Records:

┌──

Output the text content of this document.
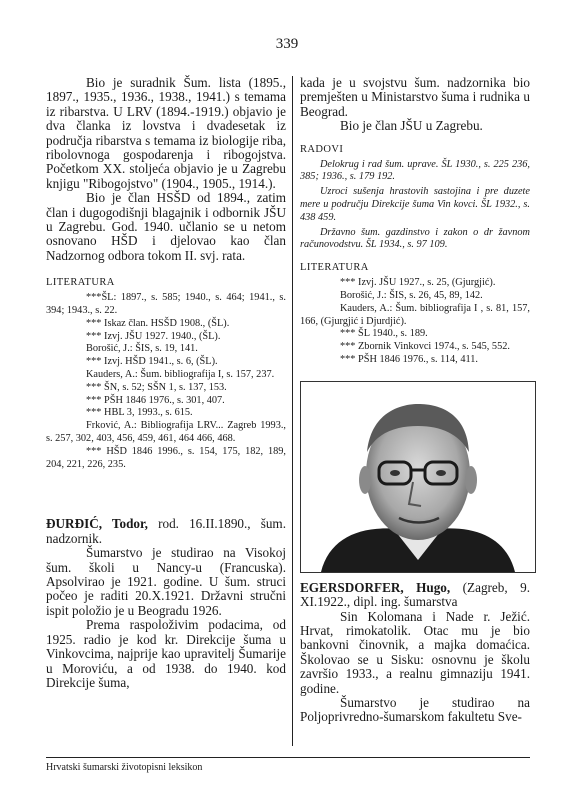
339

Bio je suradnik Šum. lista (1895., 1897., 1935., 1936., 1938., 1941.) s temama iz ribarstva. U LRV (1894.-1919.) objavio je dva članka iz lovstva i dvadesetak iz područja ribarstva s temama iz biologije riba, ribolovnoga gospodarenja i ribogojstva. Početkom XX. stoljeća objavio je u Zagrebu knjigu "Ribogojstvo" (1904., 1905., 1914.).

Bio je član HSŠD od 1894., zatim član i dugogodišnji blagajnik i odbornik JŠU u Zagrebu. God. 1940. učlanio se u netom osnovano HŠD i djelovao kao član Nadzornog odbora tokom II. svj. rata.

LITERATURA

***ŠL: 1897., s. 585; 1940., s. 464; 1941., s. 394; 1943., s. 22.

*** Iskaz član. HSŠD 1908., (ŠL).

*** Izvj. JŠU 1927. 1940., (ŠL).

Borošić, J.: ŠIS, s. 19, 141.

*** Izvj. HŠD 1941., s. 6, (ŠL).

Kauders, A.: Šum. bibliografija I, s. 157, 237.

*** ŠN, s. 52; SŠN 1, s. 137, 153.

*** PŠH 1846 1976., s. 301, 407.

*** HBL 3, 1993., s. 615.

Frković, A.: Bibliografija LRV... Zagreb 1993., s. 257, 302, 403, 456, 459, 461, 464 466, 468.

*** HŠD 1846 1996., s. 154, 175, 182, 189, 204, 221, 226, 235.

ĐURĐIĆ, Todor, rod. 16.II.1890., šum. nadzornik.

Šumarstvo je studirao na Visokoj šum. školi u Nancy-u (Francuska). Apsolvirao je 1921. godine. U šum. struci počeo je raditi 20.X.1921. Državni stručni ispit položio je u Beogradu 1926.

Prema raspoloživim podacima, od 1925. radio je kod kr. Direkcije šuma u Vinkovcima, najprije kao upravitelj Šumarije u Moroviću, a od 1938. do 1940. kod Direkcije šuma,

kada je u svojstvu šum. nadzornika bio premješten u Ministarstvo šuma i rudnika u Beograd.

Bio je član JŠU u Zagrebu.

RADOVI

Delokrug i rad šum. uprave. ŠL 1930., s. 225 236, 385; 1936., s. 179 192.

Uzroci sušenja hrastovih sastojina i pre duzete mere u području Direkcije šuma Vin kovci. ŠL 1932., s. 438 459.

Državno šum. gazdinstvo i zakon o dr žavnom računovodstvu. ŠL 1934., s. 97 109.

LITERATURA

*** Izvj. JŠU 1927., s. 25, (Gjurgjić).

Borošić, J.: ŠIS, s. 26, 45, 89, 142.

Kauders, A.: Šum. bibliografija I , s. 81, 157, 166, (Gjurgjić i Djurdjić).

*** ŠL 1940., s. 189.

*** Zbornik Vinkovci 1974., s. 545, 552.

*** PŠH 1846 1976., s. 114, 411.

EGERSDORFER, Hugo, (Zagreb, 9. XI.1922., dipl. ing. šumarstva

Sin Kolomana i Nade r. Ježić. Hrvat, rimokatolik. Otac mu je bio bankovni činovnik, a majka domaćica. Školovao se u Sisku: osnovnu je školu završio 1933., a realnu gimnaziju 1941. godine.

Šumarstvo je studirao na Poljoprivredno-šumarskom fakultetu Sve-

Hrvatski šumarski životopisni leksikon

└──

(Goal of the exercise):
Copy out each line in the listing that has the word "godine".

(Finished exercise):
Šumarstvo je studirao na Visokoj šum. školi u Nancy-u (Francuska). Apsolvirao je 1921. godine. U šum. struci počeo je raditi 20.X.1921. Državni stručni ispit položio je u Beogradu 1926.
Sin Kolomana i Nade r. Ježić. Hrvat, rimokatolik. Otac mu je bio bankovni činovnik, a majka domaćica. Školovao se u Sisku: osnovnu je školu završio 1933., a realnu gimnaziju 1941. godine.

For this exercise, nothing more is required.